## SET TASK
Wherever a line holds the word "from", copy that line out.
■ ■ ■
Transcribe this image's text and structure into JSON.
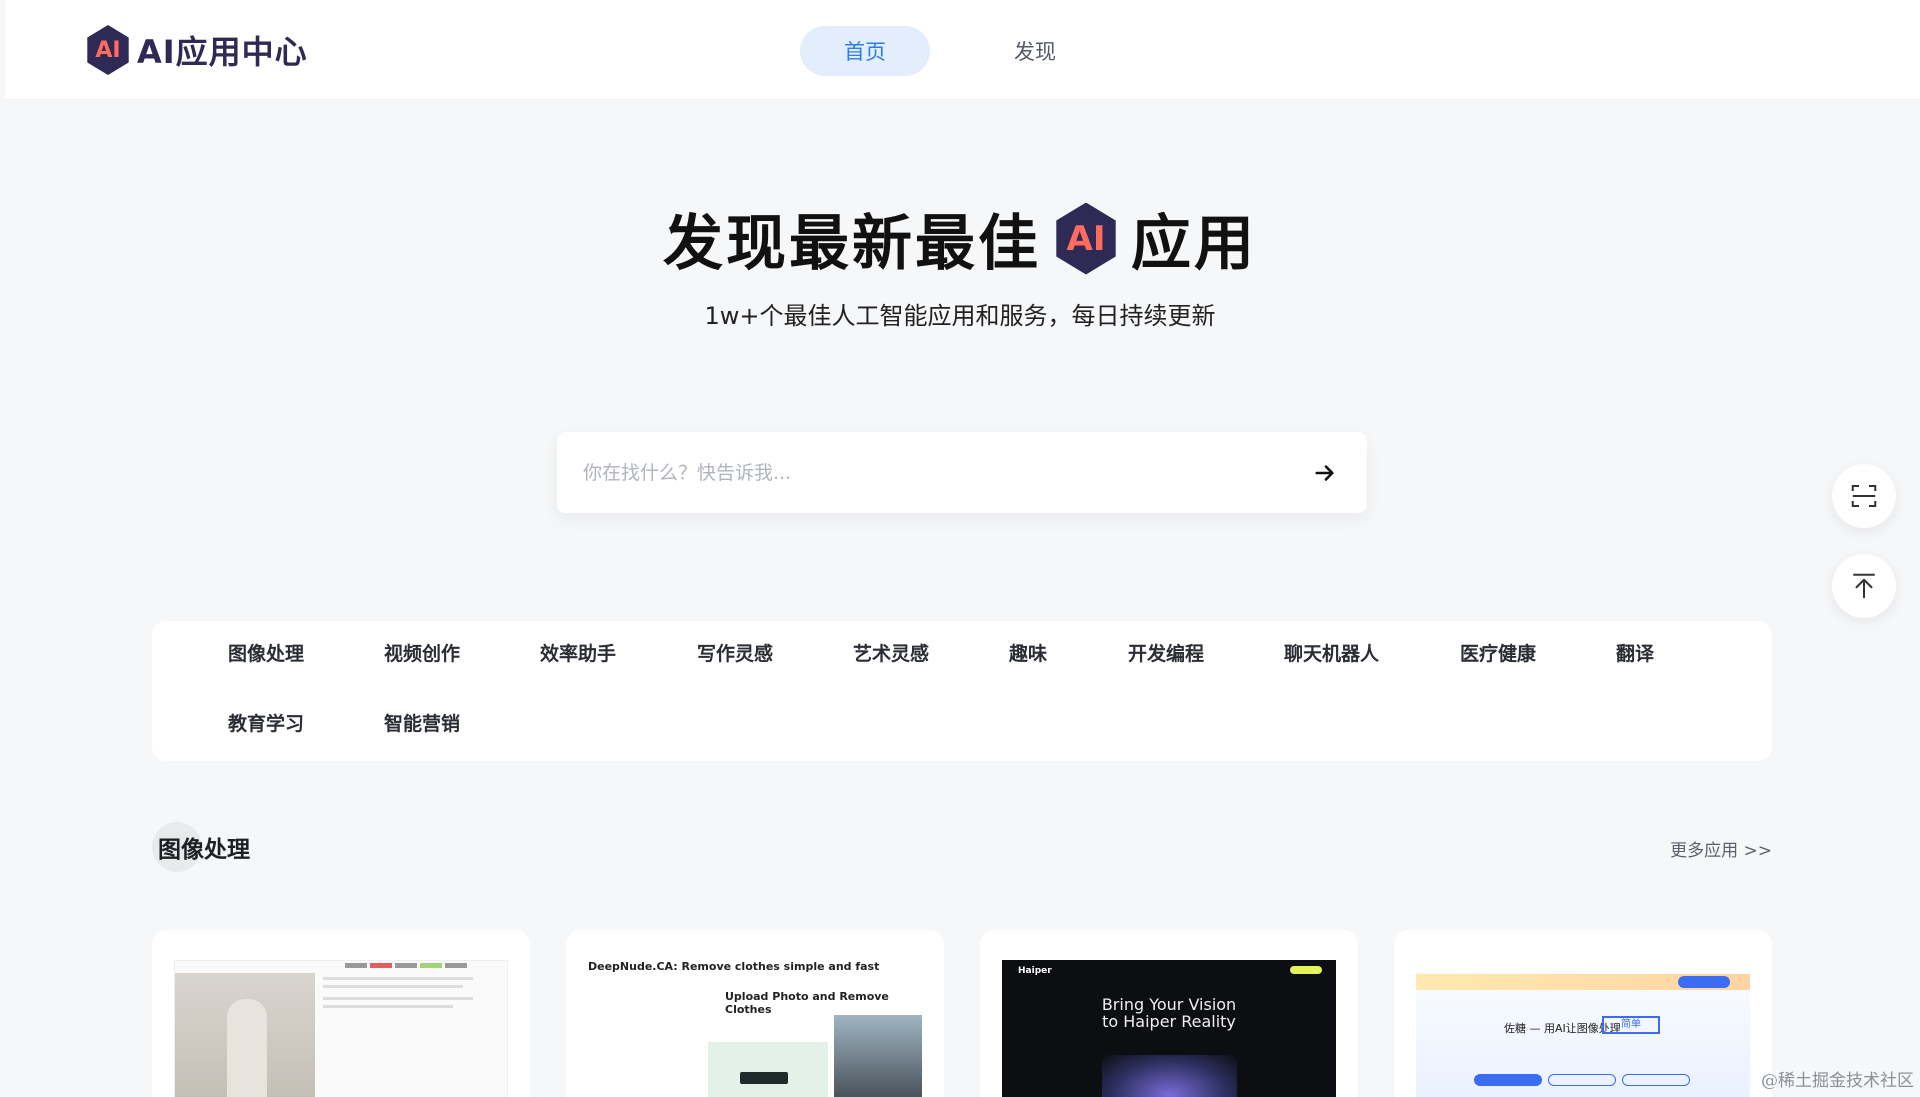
{
  "header": {
    "logo_badge": "AI",
    "logo_text": "AI应用中心",
    "nav": [
      {
        "label": "首页",
        "active": true
      },
      {
        "label": "发现",
        "active": false
      }
    ]
  },
  "hero": {
    "title_before": "发现最新最佳",
    "title_badge": "AI",
    "title_after": "应用",
    "subtitle": "1w+个最佳人工智能应用和服务，每日持续更新"
  },
  "search": {
    "placeholder": "你在找什么？快告诉我...",
    "value": "",
    "submit_icon": "arrow-right-icon"
  },
  "floating": {
    "scan_icon": "scan-frame-icon",
    "top_icon": "back-to-top-icon"
  },
  "categories": [
    "图像处理",
    "视频创作",
    "效率助手",
    "写作灵感",
    "艺术灵感",
    "趣味",
    "开发编程",
    "聊天机器人",
    "医疗健康",
    "翻译",
    "教育学习",
    "智能营销"
  ],
  "section": {
    "title": "图像处理",
    "more_label": "更多应用 >>"
  },
  "cards": [
    {
      "thumb_text": ""
    },
    {
      "thumb_title": "DeepNude.CA: Remove clothes simple and fast",
      "thumb_sub": "Upload Photo and Remove Clothes"
    },
    {
      "thumb_brand": "Haiper",
      "thumb_headline_1": "Bring Your Vision",
      "thumb_headline_2": "to Haiper Reality"
    },
    {
      "thumb_heading": "佐糖 — 用AI让图像处理",
      "thumb_box": "简单"
    }
  ],
  "watermark": "@稀土掘金技术社区",
  "colors": {
    "accent": "#2f7ce8",
    "brand_dark": "#2f2a55",
    "brand_coral": "#ff6b5e",
    "page_bg": "#f6f7f9"
  }
}
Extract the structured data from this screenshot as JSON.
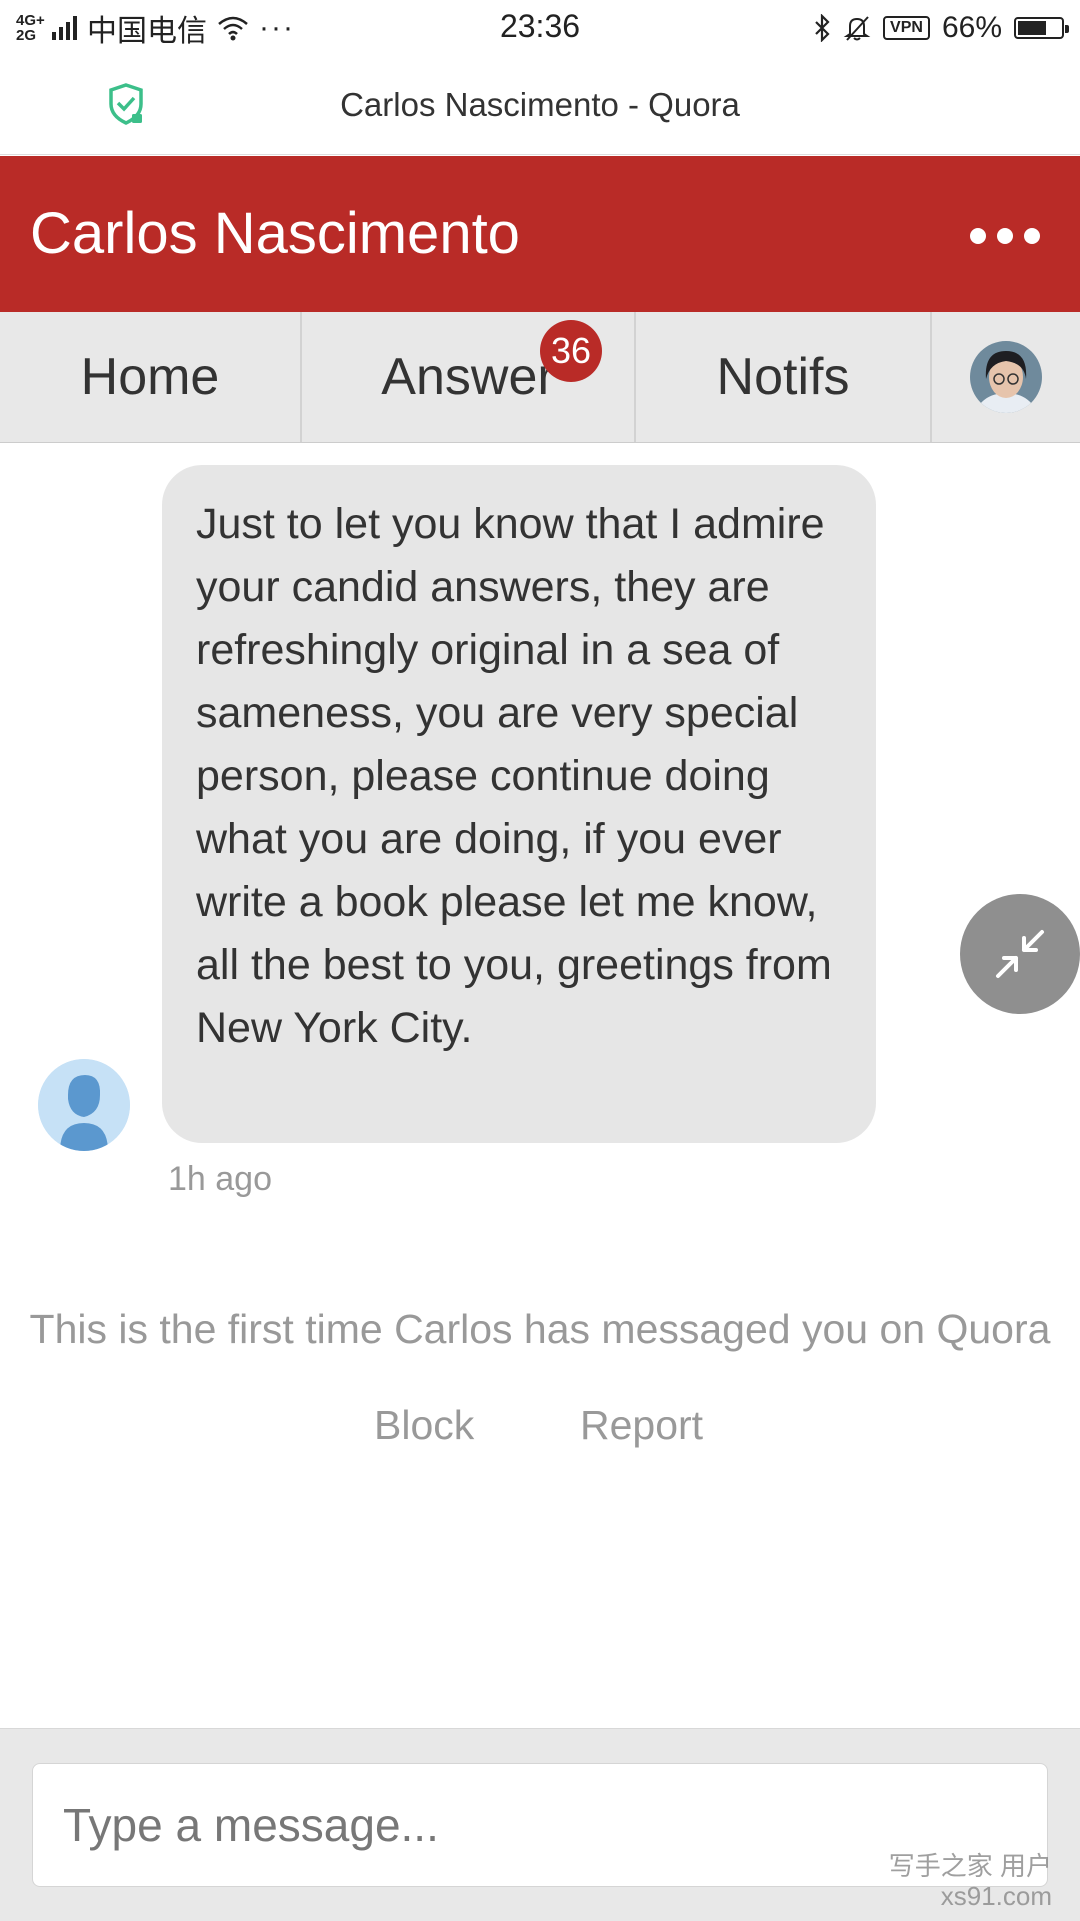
{
  "status_bar": {
    "network": "4G+ 2G",
    "carrier": "中国电信",
    "more_dots": "···",
    "time": "23:36",
    "vpn_label": "VPN",
    "battery_percent": "66%",
    "battery_level": 0.66
  },
  "browser": {
    "page_title": "Carlos Nascimento - Quora",
    "shield_color": "#3cbf8a"
  },
  "header": {
    "title": "Carlos Nascimento",
    "background_color": "#b92b27"
  },
  "tabs": [
    {
      "label": "Home"
    },
    {
      "label": "Answer",
      "badge": "36"
    },
    {
      "label": "Notifs"
    }
  ],
  "message": {
    "text": "Just to let you know that I admire your candid answers, they are refreshingly original in a sea of sameness, you are very special person, please continue doing what you are doing, if you ever write a book please let me know, all the best to you, greetings from New York City.",
    "timestamp": "1h ago"
  },
  "first_time_note": "This is the first time Carlos has messaged you on Quora",
  "actions": {
    "block": "Block",
    "report": "Report"
  },
  "composer": {
    "placeholder": "Type a message..."
  },
  "watermark": {
    "line1": "写手之家 用户",
    "line2": "xs91.com"
  }
}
■ ■ ■
## WORKED SOLUTION
Extract the structured data from this screenshot as JSON.
    "text": "Just to let you know that I admire your candid answers, they are refreshingly original in a sea of sameness, you are very special person, please continue doing what you are doing, if you ever write a book please let me know, all the best to you, greetings from New York City.",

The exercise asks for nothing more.